» **Problem requirements**
Pick out the lines below that contain the string "heading" and copy them all.

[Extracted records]
* begin *

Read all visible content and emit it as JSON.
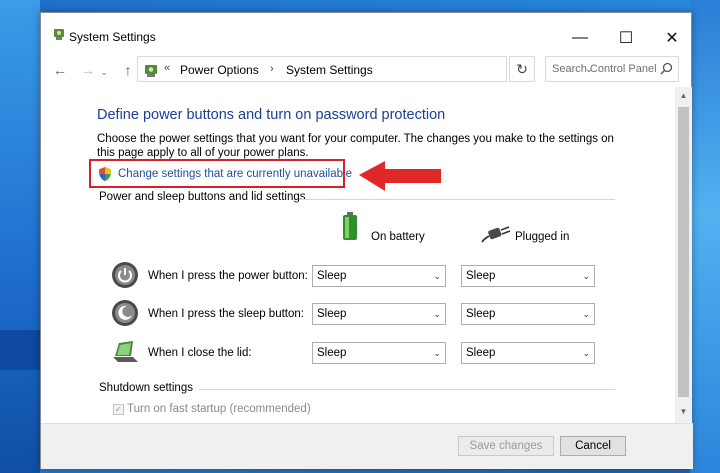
{
  "window": {
    "title": "System Settings",
    "controls": {
      "minimize": "—",
      "maximize": "☐",
      "close": "✕"
    }
  },
  "nav": {
    "back": "←",
    "forward": "→",
    "recent": "⌄",
    "up": "↑",
    "breadcrumb_sep": "«",
    "breadcrumb": [
      "Power Options",
      "System Settings"
    ],
    "crumb_sep": "›",
    "dropdown": "⌄",
    "refresh": "↻",
    "search_placeholder": "Search Control Panel"
  },
  "main": {
    "heading": "Define power buttons and turn on password protection",
    "description": "Choose the power settings that you want for your computer. The changes you make to the settings on this page apply to all of your power plans.",
    "change_link": "Change settings that are currently unavailable",
    "power_section": "Power and sleep buttons and lid settings",
    "columns": {
      "battery": "On battery",
      "plugged": "Plugged in"
    },
    "rows": [
      {
        "label": "When I press the power button:",
        "battery": "Sleep",
        "plugged": "Sleep",
        "icon": "power-button-icon"
      },
      {
        "label": "When I press the sleep button:",
        "battery": "Sleep",
        "plugged": "Sleep",
        "icon": "sleep-button-icon"
      },
      {
        "label": "When I close the lid:",
        "battery": "Sleep",
        "plugged": "Sleep",
        "icon": "laptop-lid-icon"
      }
    ],
    "shutdown_section": "Shutdown settings",
    "fast_startup": "Turn on fast startup (recommended)",
    "fast_startup_checked": true
  },
  "footer": {
    "save": "Save changes",
    "cancel": "Cancel"
  },
  "colors": {
    "heading": "#1c3f93",
    "link": "#1f4f9c",
    "highlight": "#d3222a"
  }
}
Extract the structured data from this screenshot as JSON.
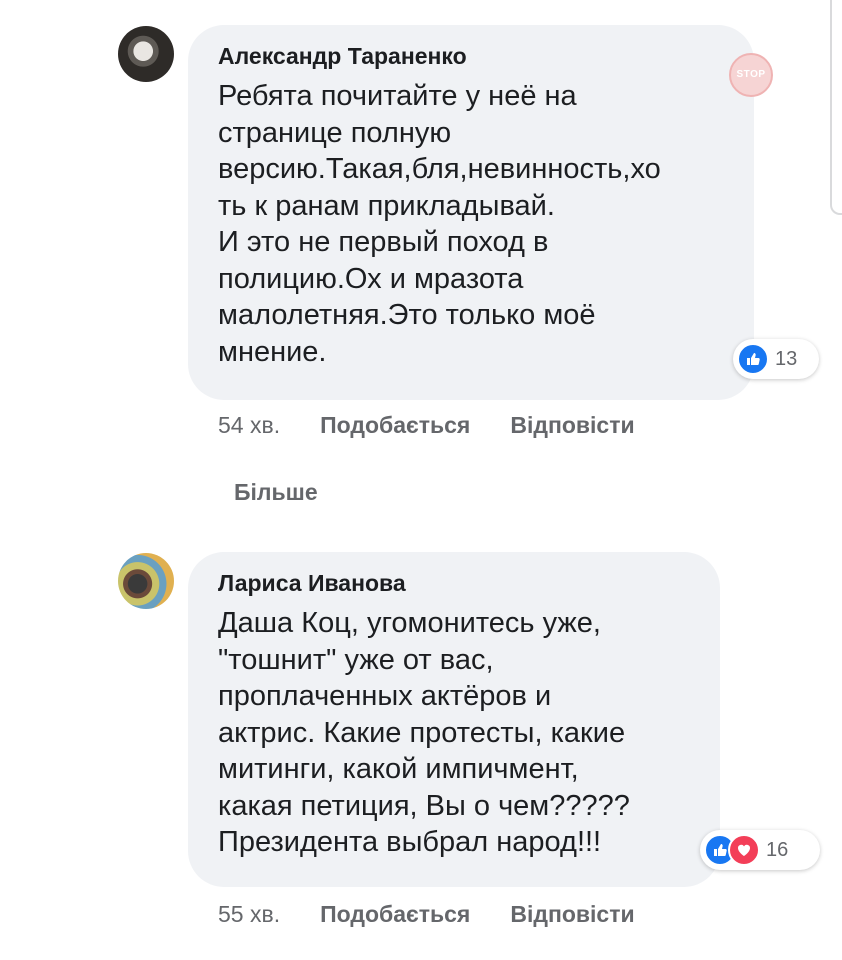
{
  "comments": [
    {
      "author": "Александр Тараненко",
      "text": "Ребята почитайте у неё на\nстранице полную\nверсию.Такая,бля,невинность,хо\nть к ранам прикладывай.\nИ это не первый поход в\nполицию.Ох и мразота\nмалолетняя.Это только моё\nмнение.",
      "reaction_count": "13",
      "time": "54 хв.",
      "like_label": "Подобається",
      "reply_label": "Відповісти"
    },
    {
      "author": "Лариса Иванова",
      "text": "Даша Коц, угомонитесь уже,\n\"тошнит\" уже от вас,\nпроплаченных актёров и\nактрис. Какие протесты, какие\nмитинги, какой импичмент,\nкакая петиция, Вы о чем?????\nПрезидента выбрал народ!!!",
      "reaction_count": "16",
      "time": "55 хв.",
      "like_label": "Подобається",
      "reply_label": "Відповісти"
    }
  ],
  "more_label": "Більше",
  "watermark": "STOP",
  "colors": {
    "bubble": "#f0f2f5",
    "like": "#1877f2",
    "love": "#f33e58",
    "meta_text": "#65676b"
  }
}
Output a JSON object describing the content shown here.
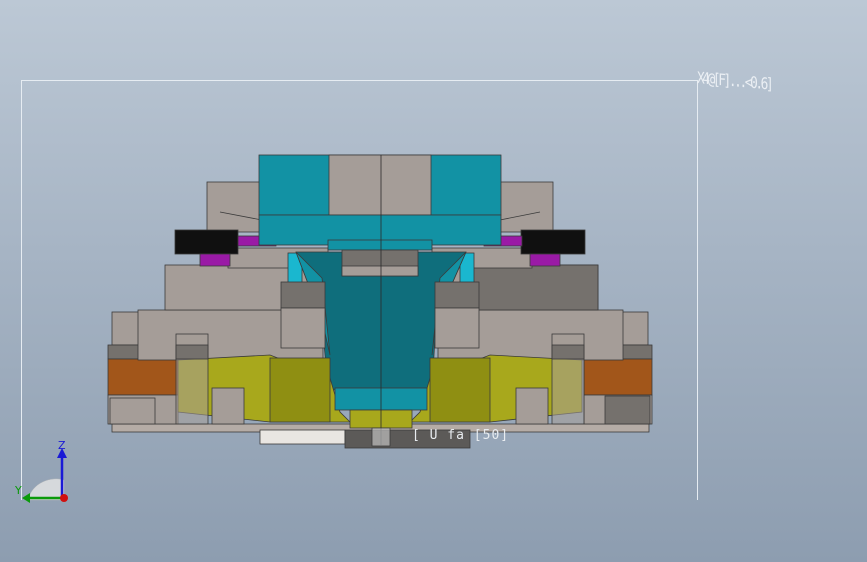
{
  "window": {
    "title": "",
    "view": "Front"
  },
  "overlay": {
    "stacked_annotation": "X4@[F]...<0.6]",
    "dimension_text": "[ U fa [50]"
  },
  "triad": {
    "z_label": "Z",
    "y_label": "Y",
    "colors": {
      "z": "#1a1ad6",
      "y": "#0a9a0a",
      "x": "#d01010"
    }
  },
  "palette": {
    "background_top": "#bcc8d5",
    "background_bottom": "#8d9db0",
    "teal": "#1292a4",
    "dark_teal": "#0f6e7c",
    "gray": "#a59d98",
    "dark_gray": "#75716d",
    "magenta": "#9a1aa6",
    "black": "#101010",
    "olive": "#a8a81c",
    "orange": "#a2561a",
    "cyan": "#1ab7cf"
  }
}
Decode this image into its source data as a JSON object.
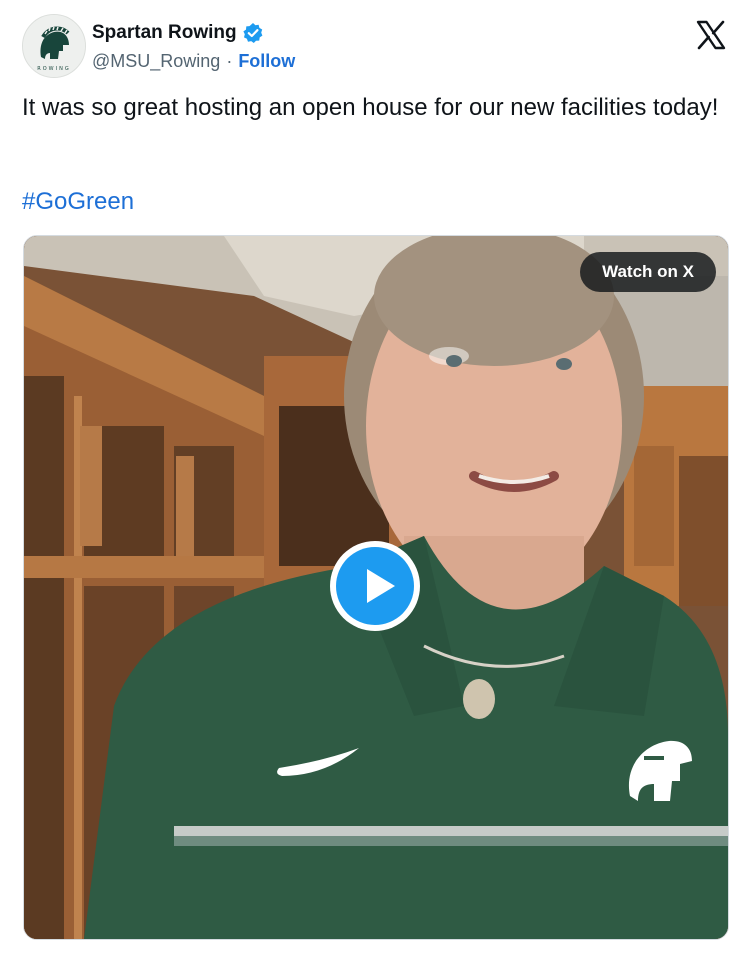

* end *

» **Reply**
    "heading": "Define power buttons and turn on password protection",
    "heading": "#1c3f93",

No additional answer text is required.